- Data for this exercise -
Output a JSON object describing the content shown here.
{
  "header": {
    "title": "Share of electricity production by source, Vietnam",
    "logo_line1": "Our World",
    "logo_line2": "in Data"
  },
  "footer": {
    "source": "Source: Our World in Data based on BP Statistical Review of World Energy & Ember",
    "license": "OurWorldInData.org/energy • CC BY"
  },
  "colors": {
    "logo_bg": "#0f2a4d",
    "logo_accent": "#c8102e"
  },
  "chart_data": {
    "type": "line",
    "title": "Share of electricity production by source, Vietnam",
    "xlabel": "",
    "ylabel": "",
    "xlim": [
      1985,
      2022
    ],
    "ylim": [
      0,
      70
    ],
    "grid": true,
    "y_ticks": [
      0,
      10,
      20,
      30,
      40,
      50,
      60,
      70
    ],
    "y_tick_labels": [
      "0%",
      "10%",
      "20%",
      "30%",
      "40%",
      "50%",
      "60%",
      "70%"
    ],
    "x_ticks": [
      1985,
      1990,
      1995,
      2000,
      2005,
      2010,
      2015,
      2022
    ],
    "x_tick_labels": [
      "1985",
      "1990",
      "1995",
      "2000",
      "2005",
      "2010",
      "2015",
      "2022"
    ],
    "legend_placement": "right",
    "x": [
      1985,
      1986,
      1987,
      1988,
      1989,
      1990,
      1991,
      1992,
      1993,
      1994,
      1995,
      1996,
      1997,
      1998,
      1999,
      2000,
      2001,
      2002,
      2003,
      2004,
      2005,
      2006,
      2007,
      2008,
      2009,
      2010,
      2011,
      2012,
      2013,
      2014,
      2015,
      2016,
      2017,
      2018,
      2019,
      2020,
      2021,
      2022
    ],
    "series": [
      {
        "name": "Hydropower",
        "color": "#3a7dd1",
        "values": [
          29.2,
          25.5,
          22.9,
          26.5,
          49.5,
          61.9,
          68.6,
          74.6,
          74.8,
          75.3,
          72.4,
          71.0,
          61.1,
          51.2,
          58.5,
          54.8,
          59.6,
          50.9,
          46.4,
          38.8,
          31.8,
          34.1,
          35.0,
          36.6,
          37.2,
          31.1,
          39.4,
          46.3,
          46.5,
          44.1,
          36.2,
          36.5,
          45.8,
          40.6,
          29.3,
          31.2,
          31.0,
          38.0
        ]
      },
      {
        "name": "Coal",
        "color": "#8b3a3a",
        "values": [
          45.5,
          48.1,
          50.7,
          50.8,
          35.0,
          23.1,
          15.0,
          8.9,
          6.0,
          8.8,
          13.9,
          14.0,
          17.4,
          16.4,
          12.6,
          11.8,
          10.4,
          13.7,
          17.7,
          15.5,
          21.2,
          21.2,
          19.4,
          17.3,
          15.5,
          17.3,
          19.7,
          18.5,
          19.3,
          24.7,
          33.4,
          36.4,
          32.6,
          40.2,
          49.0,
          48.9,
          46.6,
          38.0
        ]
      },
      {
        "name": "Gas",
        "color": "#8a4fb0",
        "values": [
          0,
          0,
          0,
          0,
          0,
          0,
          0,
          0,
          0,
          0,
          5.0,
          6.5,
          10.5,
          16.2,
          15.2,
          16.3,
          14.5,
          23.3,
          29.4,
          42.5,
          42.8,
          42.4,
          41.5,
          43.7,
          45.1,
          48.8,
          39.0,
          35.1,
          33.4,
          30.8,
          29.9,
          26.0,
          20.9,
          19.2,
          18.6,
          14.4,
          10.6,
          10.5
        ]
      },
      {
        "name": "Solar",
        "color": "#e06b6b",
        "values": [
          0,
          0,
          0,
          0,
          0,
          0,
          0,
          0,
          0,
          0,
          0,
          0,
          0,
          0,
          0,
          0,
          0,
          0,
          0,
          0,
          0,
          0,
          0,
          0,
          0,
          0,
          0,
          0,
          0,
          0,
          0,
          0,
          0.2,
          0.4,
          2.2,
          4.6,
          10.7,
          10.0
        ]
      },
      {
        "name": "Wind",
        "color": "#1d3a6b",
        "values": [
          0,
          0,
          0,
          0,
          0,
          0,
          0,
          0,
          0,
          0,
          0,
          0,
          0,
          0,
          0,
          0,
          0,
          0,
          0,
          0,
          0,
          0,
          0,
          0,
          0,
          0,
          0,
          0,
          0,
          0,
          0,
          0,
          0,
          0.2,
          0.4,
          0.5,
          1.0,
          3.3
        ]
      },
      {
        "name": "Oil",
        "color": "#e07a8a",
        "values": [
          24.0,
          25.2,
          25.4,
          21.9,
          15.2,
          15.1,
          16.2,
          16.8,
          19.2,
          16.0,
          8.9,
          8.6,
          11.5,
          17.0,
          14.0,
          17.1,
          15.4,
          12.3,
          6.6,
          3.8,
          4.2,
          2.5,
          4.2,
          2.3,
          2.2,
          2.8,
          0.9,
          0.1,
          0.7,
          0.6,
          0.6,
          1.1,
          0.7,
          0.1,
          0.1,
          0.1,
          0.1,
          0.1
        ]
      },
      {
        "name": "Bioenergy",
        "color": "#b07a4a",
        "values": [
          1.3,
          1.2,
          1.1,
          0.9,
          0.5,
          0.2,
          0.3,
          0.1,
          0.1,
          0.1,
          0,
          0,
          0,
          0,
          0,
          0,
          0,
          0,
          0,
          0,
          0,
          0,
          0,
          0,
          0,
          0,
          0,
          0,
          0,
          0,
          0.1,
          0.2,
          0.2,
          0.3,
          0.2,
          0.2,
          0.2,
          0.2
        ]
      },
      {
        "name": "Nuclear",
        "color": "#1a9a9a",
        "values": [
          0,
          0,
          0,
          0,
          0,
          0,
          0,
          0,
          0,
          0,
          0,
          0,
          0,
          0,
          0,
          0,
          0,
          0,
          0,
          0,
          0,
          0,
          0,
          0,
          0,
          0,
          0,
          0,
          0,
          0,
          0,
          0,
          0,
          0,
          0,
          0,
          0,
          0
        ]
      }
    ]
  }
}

- What you will do -
Output the records above in their entirety, exactly.

- Right answer -
Output a JSON object describing the content shown here.
{
  "header": {
    "title": "Share of electricity production by source, Vietnam",
    "logo_line1": "Our World",
    "logo_line2": "in Data"
  },
  "footer": {
    "source": "Source: Our World in Data based on BP Statistical Review of World Energy & Ember",
    "license": "OurWorldInData.org/energy • CC BY"
  },
  "colors": {
    "logo_bg": "#0f2a4d",
    "logo_accent": "#c8102e"
  },
  "chart_data": {
    "type": "line",
    "title": "Share of electricity production by source, Vietnam",
    "xlabel": "",
    "ylabel": "",
    "xlim": [
      1985,
      2022
    ],
    "ylim": [
      0,
      70
    ],
    "grid": true,
    "y_ticks": [
      0,
      10,
      20,
      30,
      40,
      50,
      60,
      70
    ],
    "y_tick_labels": [
      "0%",
      "10%",
      "20%",
      "30%",
      "40%",
      "50%",
      "60%",
      "70%"
    ],
    "x_ticks": [
      1985,
      1990,
      1995,
      2000,
      2005,
      2010,
      2015,
      2022
    ],
    "x_tick_labels": [
      "1985",
      "1990",
      "1995",
      "2000",
      "2005",
      "2010",
      "2015",
      "2022"
    ],
    "legend_placement": "right",
    "x": [
      1985,
      1986,
      1987,
      1988,
      1989,
      1990,
      1991,
      1992,
      1993,
      1994,
      1995,
      1996,
      1997,
      1998,
      1999,
      2000,
      2001,
      2002,
      2003,
      2004,
      2005,
      2006,
      2007,
      2008,
      2009,
      2010,
      2011,
      2012,
      2013,
      2014,
      2015,
      2016,
      2017,
      2018,
      2019,
      2020,
      2021,
      2022
    ],
    "series": [
      {
        "name": "Hydropower",
        "color": "#3a7dd1",
        "values": [
          29.2,
          25.5,
          22.9,
          26.5,
          49.5,
          61.9,
          68.6,
          74.6,
          74.8,
          75.3,
          72.4,
          71.0,
          61.1,
          51.2,
          58.5,
          54.8,
          59.6,
          50.9,
          46.4,
          38.8,
          31.8,
          34.1,
          35.0,
          36.6,
          37.2,
          31.1,
          39.4,
          46.3,
          46.5,
          44.1,
          36.2,
          36.5,
          45.8,
          40.6,
          29.3,
          31.2,
          31.0,
          38.0
        ]
      },
      {
        "name": "Coal",
        "color": "#8b3a3a",
        "values": [
          45.5,
          48.1,
          50.7,
          50.8,
          35.0,
          23.1,
          15.0,
          8.9,
          6.0,
          8.8,
          13.9,
          14.0,
          17.4,
          16.4,
          12.6,
          11.8,
          10.4,
          13.7,
          17.7,
          15.5,
          21.2,
          21.2,
          19.4,
          17.3,
          15.5,
          17.3,
          19.7,
          18.5,
          19.3,
          24.7,
          33.4,
          36.4,
          32.6,
          40.2,
          49.0,
          48.9,
          46.6,
          38.0
        ]
      },
      {
        "name": "Gas",
        "color": "#8a4fb0",
        "values": [
          0,
          0,
          0,
          0,
          0,
          0,
          0,
          0,
          0,
          0,
          5.0,
          6.5,
          10.5,
          16.2,
          15.2,
          16.3,
          14.5,
          23.3,
          29.4,
          42.5,
          42.8,
          42.4,
          41.5,
          43.7,
          45.1,
          48.8,
          39.0,
          35.1,
          33.4,
          30.8,
          29.9,
          26.0,
          20.9,
          19.2,
          18.6,
          14.4,
          10.6,
          10.5
        ]
      },
      {
        "name": "Solar",
        "color": "#e06b6b",
        "values": [
          0,
          0,
          0,
          0,
          0,
          0,
          0,
          0,
          0,
          0,
          0,
          0,
          0,
          0,
          0,
          0,
          0,
          0,
          0,
          0,
          0,
          0,
          0,
          0,
          0,
          0,
          0,
          0,
          0,
          0,
          0,
          0,
          0.2,
          0.4,
          2.2,
          4.6,
          10.7,
          10.0
        ]
      },
      {
        "name": "Wind",
        "color": "#1d3a6b",
        "values": [
          0,
          0,
          0,
          0,
          0,
          0,
          0,
          0,
          0,
          0,
          0,
          0,
          0,
          0,
          0,
          0,
          0,
          0,
          0,
          0,
          0,
          0,
          0,
          0,
          0,
          0,
          0,
          0,
          0,
          0,
          0,
          0,
          0,
          0.2,
          0.4,
          0.5,
          1.0,
          3.3
        ]
      },
      {
        "name": "Oil",
        "color": "#e07a8a",
        "values": [
          24.0,
          25.2,
          25.4,
          21.9,
          15.2,
          15.1,
          16.2,
          16.8,
          19.2,
          16.0,
          8.9,
          8.6,
          11.5,
          17.0,
          14.0,
          17.1,
          15.4,
          12.3,
          6.6,
          3.8,
          4.2,
          2.5,
          4.2,
          2.3,
          2.2,
          2.8,
          0.9,
          0.1,
          0.7,
          0.6,
          0.6,
          1.1,
          0.7,
          0.1,
          0.1,
          0.1,
          0.1,
          0.1
        ]
      },
      {
        "name": "Bioenergy",
        "color": "#b07a4a",
        "values": [
          1.3,
          1.2,
          1.1,
          0.9,
          0.5,
          0.2,
          0.3,
          0.1,
          0.1,
          0.1,
          0,
          0,
          0,
          0,
          0,
          0,
          0,
          0,
          0,
          0,
          0,
          0,
          0,
          0,
          0,
          0,
          0,
          0,
          0,
          0,
          0.1,
          0.2,
          0.2,
          0.3,
          0.2,
          0.2,
          0.2,
          0.2
        ]
      },
      {
        "name": "Nuclear",
        "color": "#1a9a9a",
        "values": [
          0,
          0,
          0,
          0,
          0,
          0,
          0,
          0,
          0,
          0,
          0,
          0,
          0,
          0,
          0,
          0,
          0,
          0,
          0,
          0,
          0,
          0,
          0,
          0,
          0,
          0,
          0,
          0,
          0,
          0,
          0,
          0,
          0,
          0,
          0,
          0,
          0,
          0
        ]
      }
    ]
  }
}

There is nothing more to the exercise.